Requirements =>
Reproduce the entries word for word, and omit any picture you find in them.

(Records that describe figures)

■ ■ ■ ■ ■ ■ ■

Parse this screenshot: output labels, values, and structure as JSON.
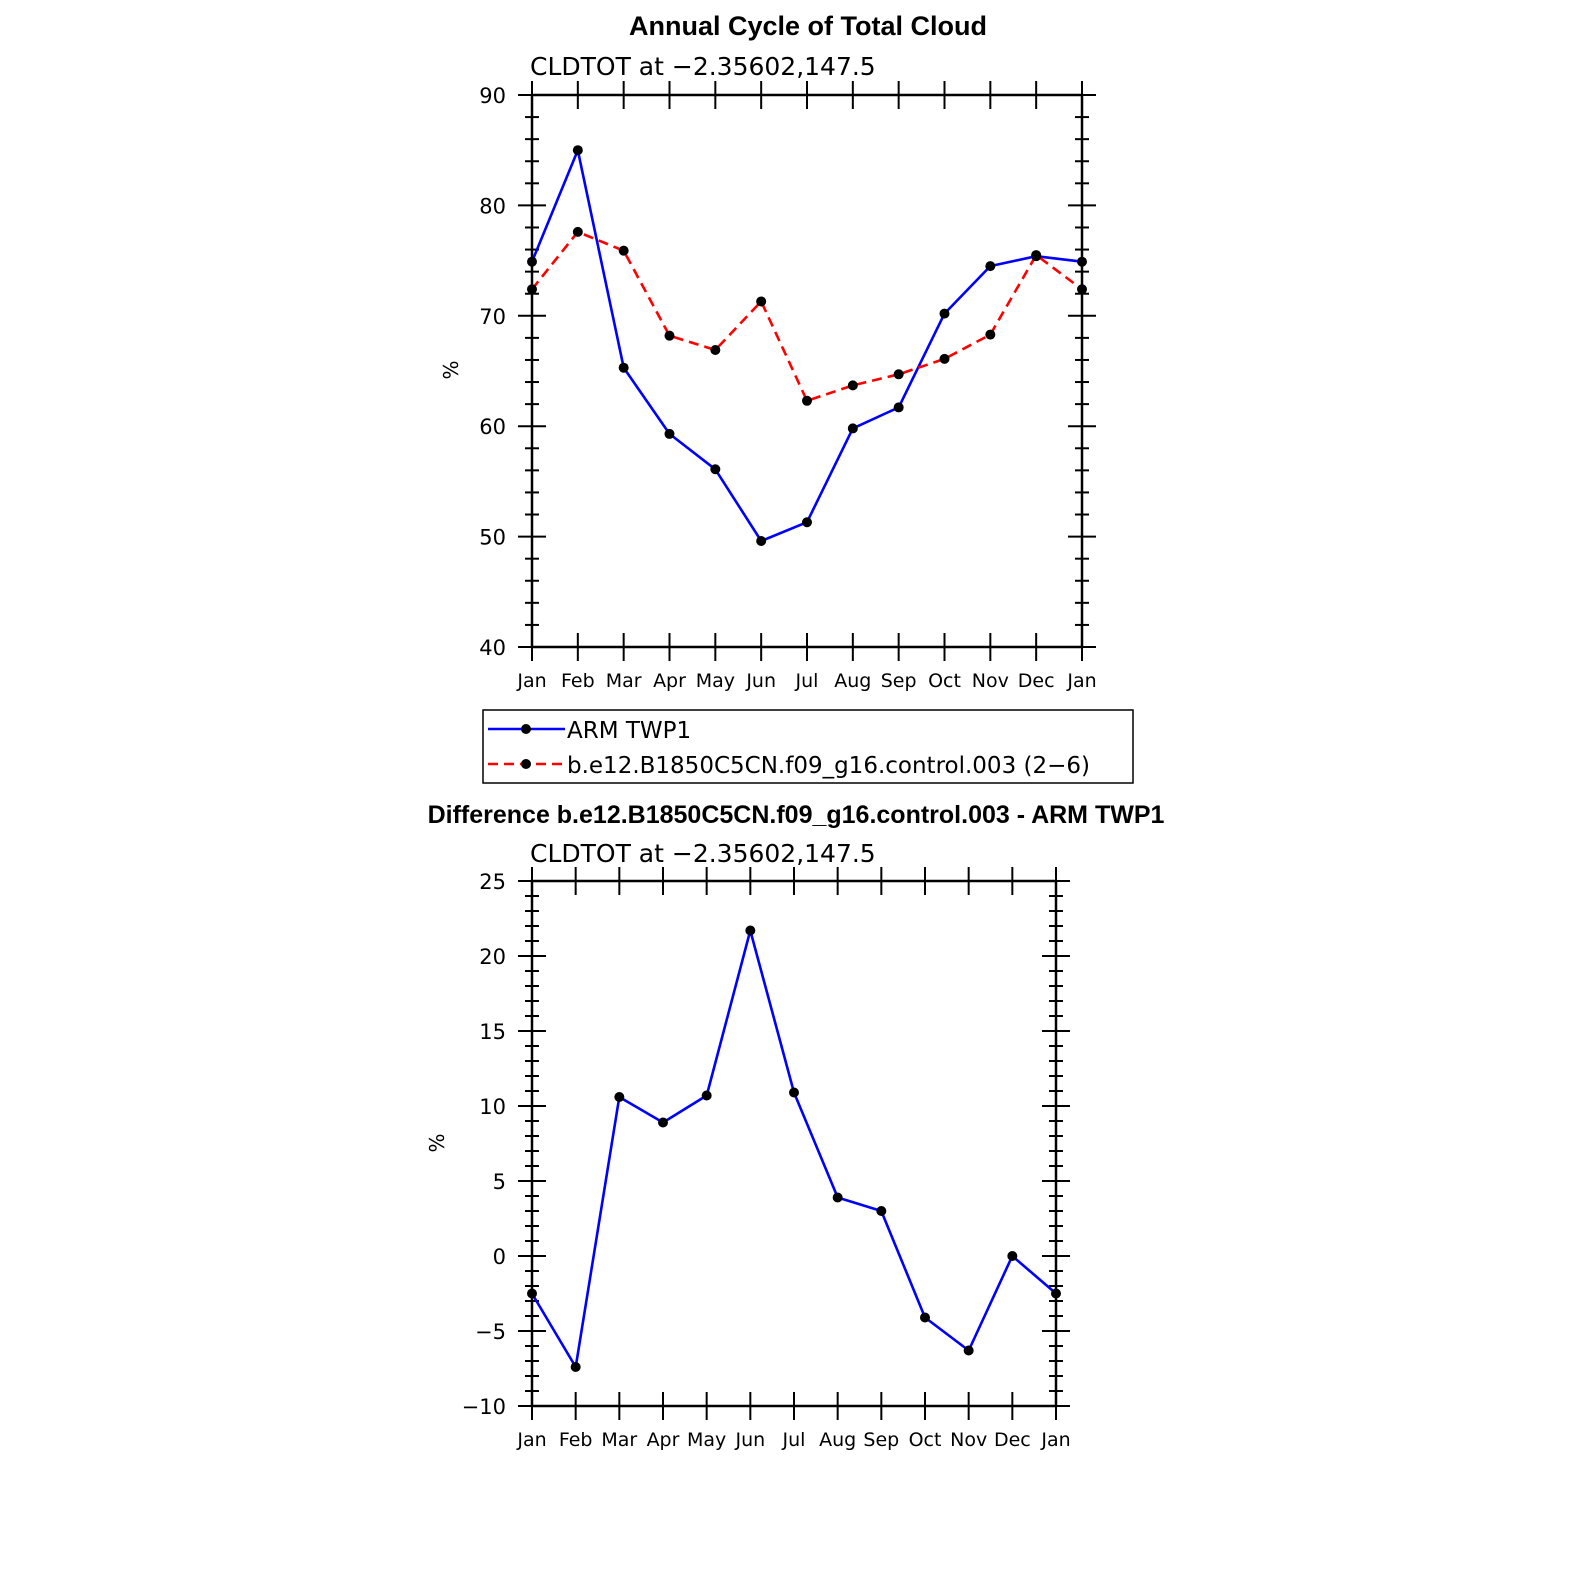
{
  "chart_data": [
    {
      "type": "line",
      "title": "Annual Cycle of Total Cloud",
      "subtitle": "CLDTOT at −2.35602,147.5",
      "xlabel": "",
      "ylabel": "%",
      "ylim": [
        40,
        90
      ],
      "yticks": [
        "40",
        "50",
        "60",
        "70",
        "80",
        "90"
      ],
      "categories": [
        "Jan",
        "Feb",
        "Mar",
        "Apr",
        "May",
        "Jun",
        "Jul",
        "Aug",
        "Sep",
        "Oct",
        "Nov",
        "Dec",
        "Jan"
      ],
      "series": [
        {
          "name": "ARM TWP1",
          "color": "#0000ff",
          "dash": "solid",
          "values": [
            74.9,
            85.0,
            65.3,
            59.3,
            56.1,
            49.6,
            51.3,
            59.8,
            61.7,
            70.2,
            74.5,
            75.4,
            74.9
          ]
        },
        {
          "name": "b.e12.B1850C5CN.f09_g16.control.003 (2−6)",
          "color": "#ff0000",
          "dash": "dashed",
          "values": [
            72.4,
            77.6,
            75.9,
            68.2,
            66.9,
            71.3,
            62.3,
            63.7,
            64.7,
            66.1,
            68.3,
            75.5,
            72.4
          ]
        }
      ]
    },
    {
      "type": "line",
      "title": "Difference b.e12.B1850C5CN.f09_g16.control.003 - ARM TWP1",
      "subtitle": "CLDTOT at −2.35602,147.5",
      "xlabel": "",
      "ylabel": "%",
      "ylim": [
        -10,
        25
      ],
      "yticks": [
        "−10",
        "−5",
        "0",
        "5",
        "10",
        "15",
        "20",
        "25"
      ],
      "categories": [
        "Jan",
        "Feb",
        "Mar",
        "Apr",
        "May",
        "Jun",
        "Jul",
        "Aug",
        "Sep",
        "Oct",
        "Nov",
        "Dec",
        "Jan"
      ],
      "series": [
        {
          "name": "Difference",
          "color": "#0000ff",
          "dash": "solid",
          "values": [
            -2.5,
            -7.4,
            10.6,
            8.9,
            10.7,
            21.7,
            10.9,
            3.9,
            3.0,
            -4.1,
            -6.3,
            0.0,
            -2.5
          ]
        }
      ]
    }
  ]
}
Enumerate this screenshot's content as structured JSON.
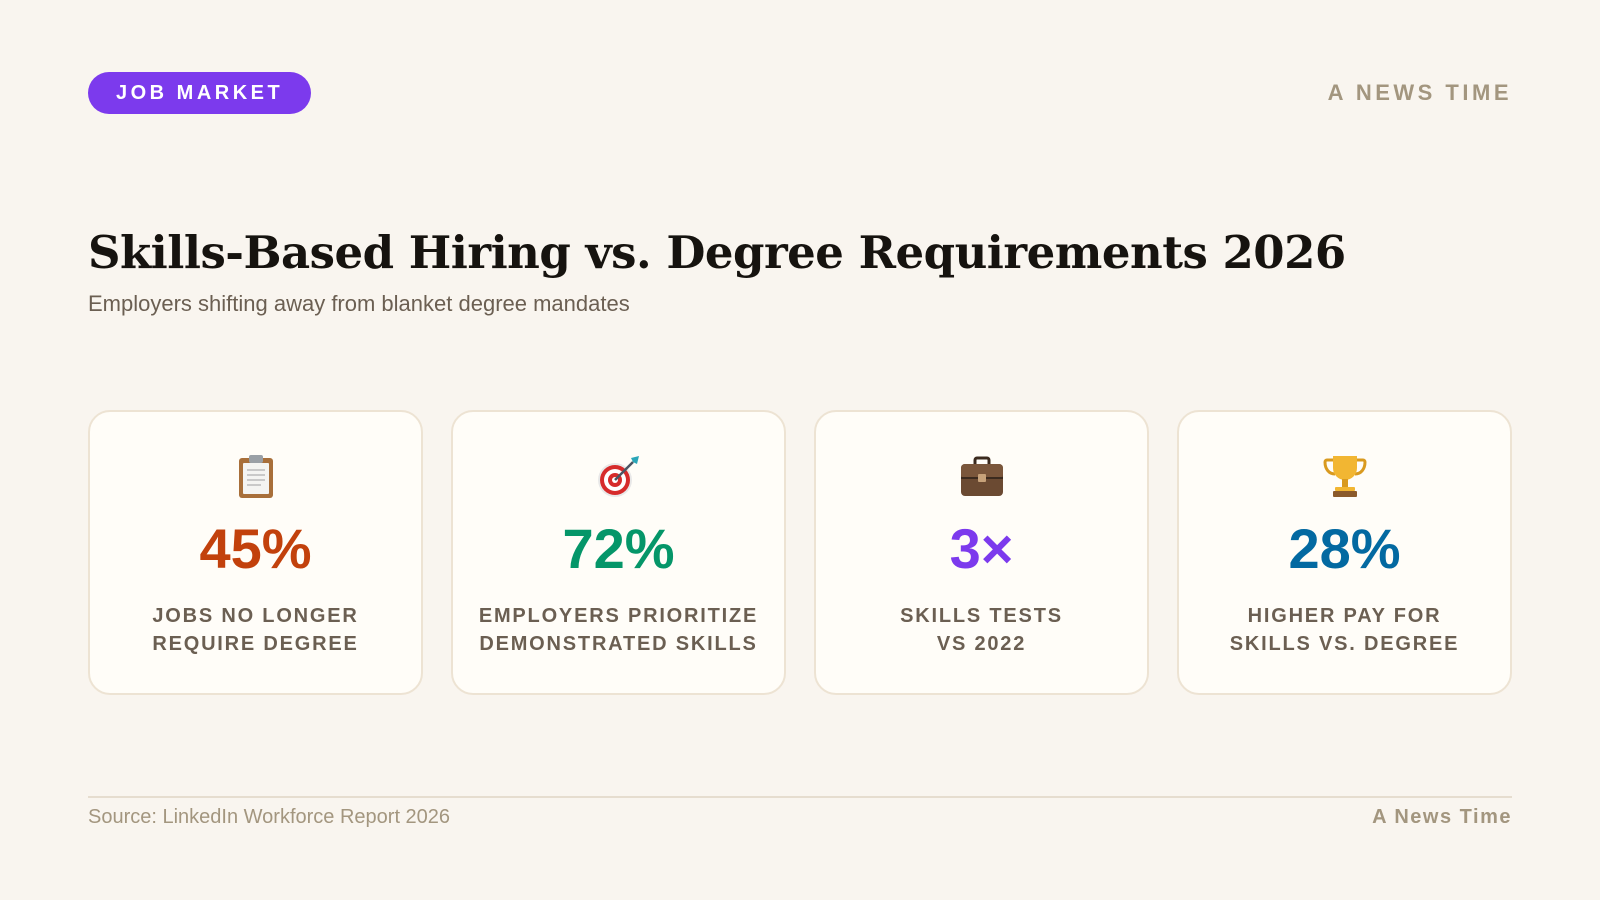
{
  "tag": "JOB MARKET",
  "brand_top": "A NEWS TIME",
  "title": "Skills-Based Hiring vs. Degree Requirements 2026",
  "subtitle": "Employers shifting away from blanket degree mandates",
  "cards": [
    {
      "icon": "clipboard-icon",
      "value": "45%",
      "label_line1": "JOBS NO LONGER",
      "label_line2": "REQUIRE DEGREE",
      "color": "#c2410c"
    },
    {
      "icon": "target-icon",
      "value": "72%",
      "label_line1": "EMPLOYERS PRIORITIZE",
      "label_line2": "DEMONSTRATED SKILLS",
      "color": "#059669"
    },
    {
      "icon": "briefcase-icon",
      "value": "3×",
      "label_line1": "SKILLS TESTS",
      "label_line2": "VS 2022",
      "color": "#7c3aed"
    },
    {
      "icon": "trophy-icon",
      "value": "28%",
      "label_line1": "HIGHER PAY FOR",
      "label_line2": "SKILLS VS. DEGREE",
      "color": "#0369a1"
    }
  ],
  "footer": {
    "source": "Source: LinkedIn Workforce Report 2026",
    "brand": "A News Time"
  },
  "colors": {
    "background": "#f9f5ef",
    "tag_background": "#7c3aed",
    "card_background": "#fffdf8",
    "muted_text": "#a3967f"
  }
}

■ ■ ■ ■ ■ ■ ■

Solution to this exercise =>
Parse this screenshot: output labels, values, and structure as JSON.
{
  "chart_data": [
    {
      "type": "line",
      "title": "Annual Cycle of Total Cloud",
      "subtitle": "CLDTOT at −2.35602,147.5",
      "xlabel": "",
      "ylabel": "%",
      "ylim": [
        40,
        90
      ],
      "yticks": [
        "40",
        "50",
        "60",
        "70",
        "80",
        "90"
      ],
      "categories": [
        "Jan",
        "Feb",
        "Mar",
        "Apr",
        "May",
        "Jun",
        "Jul",
        "Aug",
        "Sep",
        "Oct",
        "Nov",
        "Dec",
        "Jan"
      ],
      "series": [
        {
          "name": "ARM TWP1",
          "color": "#0000ff",
          "dash": "solid",
          "values": [
            74.9,
            85.0,
            65.3,
            59.3,
            56.1,
            49.6,
            51.3,
            59.8,
            61.7,
            70.2,
            74.5,
            75.4,
            74.9
          ]
        },
        {
          "name": "b.e12.B1850C5CN.f09_g16.control.003 (2−6)",
          "color": "#ff0000",
          "dash": "dashed",
          "values": [
            72.4,
            77.6,
            75.9,
            68.2,
            66.9,
            71.3,
            62.3,
            63.7,
            64.7,
            66.1,
            68.3,
            75.5,
            72.4
          ]
        }
      ]
    },
    {
      "type": "line",
      "title": "Difference b.e12.B1850C5CN.f09_g16.control.003 - ARM TWP1",
      "subtitle": "CLDTOT at −2.35602,147.5",
      "xlabel": "",
      "ylabel": "%",
      "ylim": [
        -10,
        25
      ],
      "yticks": [
        "−10",
        "−5",
        "0",
        "5",
        "10",
        "15",
        "20",
        "25"
      ],
      "categories": [
        "Jan",
        "Feb",
        "Mar",
        "Apr",
        "May",
        "Jun",
        "Jul",
        "Aug",
        "Sep",
        "Oct",
        "Nov",
        "Dec",
        "Jan"
      ],
      "series": [
        {
          "name": "Difference",
          "color": "#0000ff",
          "dash": "solid",
          "values": [
            -2.5,
            -7.4,
            10.6,
            8.9,
            10.7,
            21.7,
            10.9,
            3.9,
            3.0,
            -4.1,
            -6.3,
            0.0,
            -2.5
          ]
        }
      ]
    }
  ]
}
Enumerate this screenshot's content as structured JSON.
{
  "tag": "JOB MARKET",
  "brand_top": "A NEWS TIME",
  "title": "Skills-Based Hiring vs. Degree Requirements 2026",
  "subtitle": "Employers shifting away from blanket degree mandates",
  "cards": [
    {
      "icon": "clipboard-icon",
      "value": "45%",
      "label_line1": "JOBS NO LONGER",
      "label_line2": "REQUIRE DEGREE",
      "color": "#c2410c"
    },
    {
      "icon": "target-icon",
      "value": "72%",
      "label_line1": "EMPLOYERS PRIORITIZE",
      "label_line2": "DEMONSTRATED SKILLS",
      "color": "#059669"
    },
    {
      "icon": "briefcase-icon",
      "value": "3×",
      "label_line1": "SKILLS TESTS",
      "label_line2": "VS 2022",
      "color": "#7c3aed"
    },
    {
      "icon": "trophy-icon",
      "value": "28%",
      "label_line1": "HIGHER PAY FOR",
      "label_line2": "SKILLS VS. DEGREE",
      "color": "#0369a1"
    }
  ],
  "footer": {
    "source": "Source: LinkedIn Workforce Report 2026",
    "brand": "A News Time"
  },
  "colors": {
    "background": "#f9f5ef",
    "tag_background": "#7c3aed",
    "card_background": "#fffdf8",
    "muted_text": "#a3967f"
  }
}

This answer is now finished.